Each entry needs to be restated exactly as written.

[A block of data]
= = =
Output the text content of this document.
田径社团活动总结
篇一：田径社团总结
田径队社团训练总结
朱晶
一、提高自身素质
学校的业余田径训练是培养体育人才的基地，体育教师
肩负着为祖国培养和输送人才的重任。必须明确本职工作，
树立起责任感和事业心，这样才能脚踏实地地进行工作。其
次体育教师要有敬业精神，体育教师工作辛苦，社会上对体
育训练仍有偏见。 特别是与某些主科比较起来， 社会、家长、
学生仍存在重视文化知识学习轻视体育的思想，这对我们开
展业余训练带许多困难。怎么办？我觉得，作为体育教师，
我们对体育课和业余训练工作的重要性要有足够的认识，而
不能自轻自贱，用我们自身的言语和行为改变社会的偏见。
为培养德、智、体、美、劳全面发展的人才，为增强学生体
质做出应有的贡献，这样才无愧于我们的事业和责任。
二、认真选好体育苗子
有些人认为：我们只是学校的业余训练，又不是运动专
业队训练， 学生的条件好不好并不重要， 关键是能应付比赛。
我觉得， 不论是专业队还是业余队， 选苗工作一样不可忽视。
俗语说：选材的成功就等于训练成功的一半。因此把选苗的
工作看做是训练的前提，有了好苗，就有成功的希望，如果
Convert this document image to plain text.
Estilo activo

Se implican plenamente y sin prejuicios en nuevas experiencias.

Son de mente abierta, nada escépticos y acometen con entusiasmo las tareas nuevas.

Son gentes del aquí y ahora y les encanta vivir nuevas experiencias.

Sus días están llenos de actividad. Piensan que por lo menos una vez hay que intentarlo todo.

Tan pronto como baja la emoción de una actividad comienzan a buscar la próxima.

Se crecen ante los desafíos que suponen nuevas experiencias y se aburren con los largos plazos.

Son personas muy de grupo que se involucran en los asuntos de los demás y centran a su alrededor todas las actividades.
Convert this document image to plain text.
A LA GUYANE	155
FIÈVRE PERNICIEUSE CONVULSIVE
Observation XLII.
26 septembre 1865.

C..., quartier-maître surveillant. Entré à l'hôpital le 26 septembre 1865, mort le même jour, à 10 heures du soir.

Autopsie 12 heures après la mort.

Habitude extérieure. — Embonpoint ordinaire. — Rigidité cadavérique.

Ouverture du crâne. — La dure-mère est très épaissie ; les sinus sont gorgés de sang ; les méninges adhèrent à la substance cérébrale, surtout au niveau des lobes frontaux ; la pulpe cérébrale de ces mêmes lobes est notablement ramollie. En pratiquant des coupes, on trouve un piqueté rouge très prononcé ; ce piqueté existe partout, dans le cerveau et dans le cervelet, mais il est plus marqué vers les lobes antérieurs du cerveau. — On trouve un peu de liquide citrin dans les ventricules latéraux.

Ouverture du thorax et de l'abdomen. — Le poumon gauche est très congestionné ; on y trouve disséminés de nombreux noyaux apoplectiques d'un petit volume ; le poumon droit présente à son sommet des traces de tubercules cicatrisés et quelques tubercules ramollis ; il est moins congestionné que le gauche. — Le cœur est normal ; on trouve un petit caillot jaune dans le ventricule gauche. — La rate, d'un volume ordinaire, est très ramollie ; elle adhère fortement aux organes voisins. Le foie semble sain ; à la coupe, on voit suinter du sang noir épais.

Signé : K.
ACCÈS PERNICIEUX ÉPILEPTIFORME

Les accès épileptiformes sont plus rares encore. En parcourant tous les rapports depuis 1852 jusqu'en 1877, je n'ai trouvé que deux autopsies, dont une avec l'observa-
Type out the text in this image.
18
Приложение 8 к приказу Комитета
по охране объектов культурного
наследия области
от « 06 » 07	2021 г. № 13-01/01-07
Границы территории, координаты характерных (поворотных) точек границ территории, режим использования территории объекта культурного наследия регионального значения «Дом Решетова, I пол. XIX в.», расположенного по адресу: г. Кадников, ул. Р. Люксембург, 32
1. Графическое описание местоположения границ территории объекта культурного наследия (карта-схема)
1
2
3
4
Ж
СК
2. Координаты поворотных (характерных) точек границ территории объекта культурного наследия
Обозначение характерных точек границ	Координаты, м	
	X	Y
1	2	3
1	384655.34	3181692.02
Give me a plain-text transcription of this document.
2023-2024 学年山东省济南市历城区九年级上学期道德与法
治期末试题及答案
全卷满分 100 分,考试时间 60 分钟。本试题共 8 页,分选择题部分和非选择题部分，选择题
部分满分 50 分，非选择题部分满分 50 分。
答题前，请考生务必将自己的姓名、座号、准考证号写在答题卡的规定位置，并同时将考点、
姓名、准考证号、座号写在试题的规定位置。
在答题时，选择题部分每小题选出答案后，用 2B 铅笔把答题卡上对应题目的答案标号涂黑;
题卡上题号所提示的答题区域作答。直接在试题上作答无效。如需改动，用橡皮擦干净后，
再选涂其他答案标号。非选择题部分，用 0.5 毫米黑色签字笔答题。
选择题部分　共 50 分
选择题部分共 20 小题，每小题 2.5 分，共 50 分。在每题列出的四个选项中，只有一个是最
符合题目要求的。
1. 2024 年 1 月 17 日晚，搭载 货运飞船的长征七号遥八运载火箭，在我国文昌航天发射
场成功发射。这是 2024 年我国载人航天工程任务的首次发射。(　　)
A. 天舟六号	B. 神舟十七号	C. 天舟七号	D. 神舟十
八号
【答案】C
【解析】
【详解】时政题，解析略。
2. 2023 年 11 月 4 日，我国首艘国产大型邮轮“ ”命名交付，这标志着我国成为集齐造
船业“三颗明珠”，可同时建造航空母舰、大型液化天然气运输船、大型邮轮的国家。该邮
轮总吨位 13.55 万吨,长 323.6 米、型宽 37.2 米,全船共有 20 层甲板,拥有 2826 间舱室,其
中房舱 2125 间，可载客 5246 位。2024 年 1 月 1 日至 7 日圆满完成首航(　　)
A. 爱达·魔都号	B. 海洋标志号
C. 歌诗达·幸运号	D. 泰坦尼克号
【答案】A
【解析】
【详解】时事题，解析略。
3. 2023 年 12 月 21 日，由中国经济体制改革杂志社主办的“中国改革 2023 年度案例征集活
= = =
> **TASK ANSWER**
Output the text content of this document.
田径社团活动总结
篇一：田径社团总结
田径队社团训练总结
朱晶
一、提高自身素质
学校的业余田径训练是培养体育人才的基地，体育教师
肩负着为祖国培养和输送人才的重任。必须明确本职工作，
树立起责任感和事业心，这样才能脚踏实地地进行工作。其
次体育教师要有敬业精神，体育教师工作辛苦，社会上对体
育训练仍有偏见。 特别是与某些主科比较起来， 社会、家长、
学生仍存在重视文化知识学习轻视体育的思想，这对我们开
展业余训练带许多困难。怎么办？我觉得，作为体育教师，
我们对体育课和业余训练工作的重要性要有足够的认识，而
不能自轻自贱，用我们自身的言语和行为改变社会的偏见。
为培养德、智、体、美、劳全面发展的人才，为增强学生体
质做出应有的贡献，这样才无愧于我们的事业和责任。
二、认真选好体育苗子
有些人认为：我们只是学校的业余训练，又不是运动专
业队训练， 学生的条件好不好并不重要， 关键是能应付比赛。
我觉得， 不论是专业队还是业余队， 选苗工作一样不可忽视。
俗语说：选材的成功就等于训练成功的一半。因此把选苗的
工作看做是训练的前提，有了好苗，就有成功的希望，如果
Convert this document image to plain text.
Estilo activo

Se implican plenamente y sin prejuicios en nuevas experiencias.

Son de mente abierta, nada escépticos y acometen con entusiasmo las tareas nuevas.

Son gentes del aquí y ahora y les encanta vivir nuevas experiencias.

Sus días están llenos de actividad. Piensan que por lo menos una vez hay que intentarlo todo.

Tan pronto como baja la emoción de una actividad comienzan a buscar la próxima.

Se crecen ante los desafíos que suponen nuevas experiencias y se aburren con los largos plazos.

Son personas muy de grupo que se involucran en los asuntos de los demás y centran a su alrededor todas las actividades.
Convert this document image to plain text.
A LA GUYANE	155
FIÈVRE PERNICIEUSE CONVULSIVE
Observation XLII.
26 septembre 1865.

C..., quartier-maître surveillant. Entré à l'hôpital le 26 septembre 1865, mort le même jour, à 10 heures du soir.

Autopsie 12 heures après la mort.

Habitude extérieure. — Embonpoint ordinaire. — Rigidité cadavérique.

Ouverture du crâne. — La dure-mère est très épaissie ; les sinus sont gorgés de sang ; les méninges adhèrent à la substance cérébrale, surtout au niveau des lobes frontaux ; la pulpe cérébrale de ces mêmes lobes est notablement ramollie. En pratiquant des coupes, on trouve un piqueté rouge très prononcé ; ce piqueté existe partout, dans le cerveau et dans le cervelet, mais il est plus marqué vers les lobes antérieurs du cerveau. — On trouve un peu de liquide citrin dans les ventricules latéraux.

Ouverture du thorax et de l'abdomen. — Le poumon gauche est très congestionné ; on y trouve disséminés de nombreux noyaux apoplectiques d'un petit volume ; le poumon droit présente à son sommet des traces de tubercules cicatrisés et quelques tubercules ramollis ; il est moins congestionné que le gauche. — Le cœur est normal ; on trouve un petit caillot jaune dans le ventricule gauche. — La rate, d'un volume ordinaire, est très ramollie ; elle adhère fortement aux organes voisins. Le foie semble sain ; à la coupe, on voit suinter du sang noir épais.

Signé : K.
ACCÈS PERNICIEUX ÉPILEPTIFORME

Les accès épileptiformes sont plus rares encore. En parcourant tous les rapports depuis 1852 jusqu'en 1877, je n'ai trouvé que deux autopsies, dont une avec l'observa-
Type out the text in this image.
18
Приложение 8 к приказу Комитета
по охране объектов культурного
наследия области
от « 06 » 07	2021 г. № 13-01/01-07
Границы территории, координаты характерных (поворотных) точек границ территории, режим использования территории объекта культурного наследия регионального значения «Дом Решетова, I пол. XIX в.», расположенного по адресу: г. Кадников, ул. Р. Люксембург, 32
1. Графическое описание местоположения границ территории объекта культурного наследия (карта-схема)
1
2
3
4
Ж
СК
2. Координаты поворотных (характерных) точек границ территории объекта культурного наследия
Обозначение характерных точек границ	Координаты, м	
	X	Y
1	2	3
1	384655.34	3181692.02
Give me a plain-text transcription of this document.
2023-2024 学年山东省济南市历城区九年级上学期道德与法
治期末试题及答案
全卷满分 100 分,考试时间 60 分钟。本试题共 8 页,分选择题部分和非选择题部分，选择题
部分满分 50 分，非选择题部分满分 50 分。
答题前，请考生务必将自己的姓名、座号、准考证号写在答题卡的规定位置，并同时将考点、
姓名、准考证号、座号写在试题的规定位置。
在答题时，选择题部分每小题选出答案后，用 2B 铅笔把答题卡上对应题目的答案标号涂黑;
题卡上题号所提示的答题区域作答。直接在试题上作答无效。如需改动，用橡皮擦干净后，
再选涂其他答案标号。非选择题部分，用 0.5 毫米黑色签字笔答题。
选择题部分　共 50 分
选择题部分共 20 小题，每小题 2.5 分，共 50 分。在每题列出的四个选项中，只有一个是最
符合题目要求的。
1. 2024 年 1 月 17 日晚，搭载 货运飞船的长征七号遥八运载火箭，在我国文昌航天发射
场成功发射。这是 2024 年我国载人航天工程任务的首次发射。(　　)
A. 天舟六号	B. 神舟十七号	C. 天舟七号	D. 神舟十
八号
【答案】C
【解析】
【详解】时政题，解析略。
2. 2023 年 11 月 4 日，我国首艘国产大型邮轮“ ”命名交付，这标志着我国成为集齐造
船业“三颗明珠”，可同时建造航空母舰、大型液化天然气运输船、大型邮轮的国家。该邮
轮总吨位 13.55 万吨,长 323.6 米、型宽 37.2 米,全船共有 20 层甲板,拥有 2826 间舱室,其
中房舱 2125 间，可载客 5246 位。2024 年 1 月 1 日至 7 日圆满完成首航(　　)
A. 爱达·魔都号	B. 海洋标志号
C. 歌诗达·幸运号	D. 泰坦尼克号
【答案】A
【解析】
【详解】时事题，解析略。
3. 2023 年 12 月 21 日，由中国经济体制改革杂志社主办的“中国改革 2023 年度案例征集活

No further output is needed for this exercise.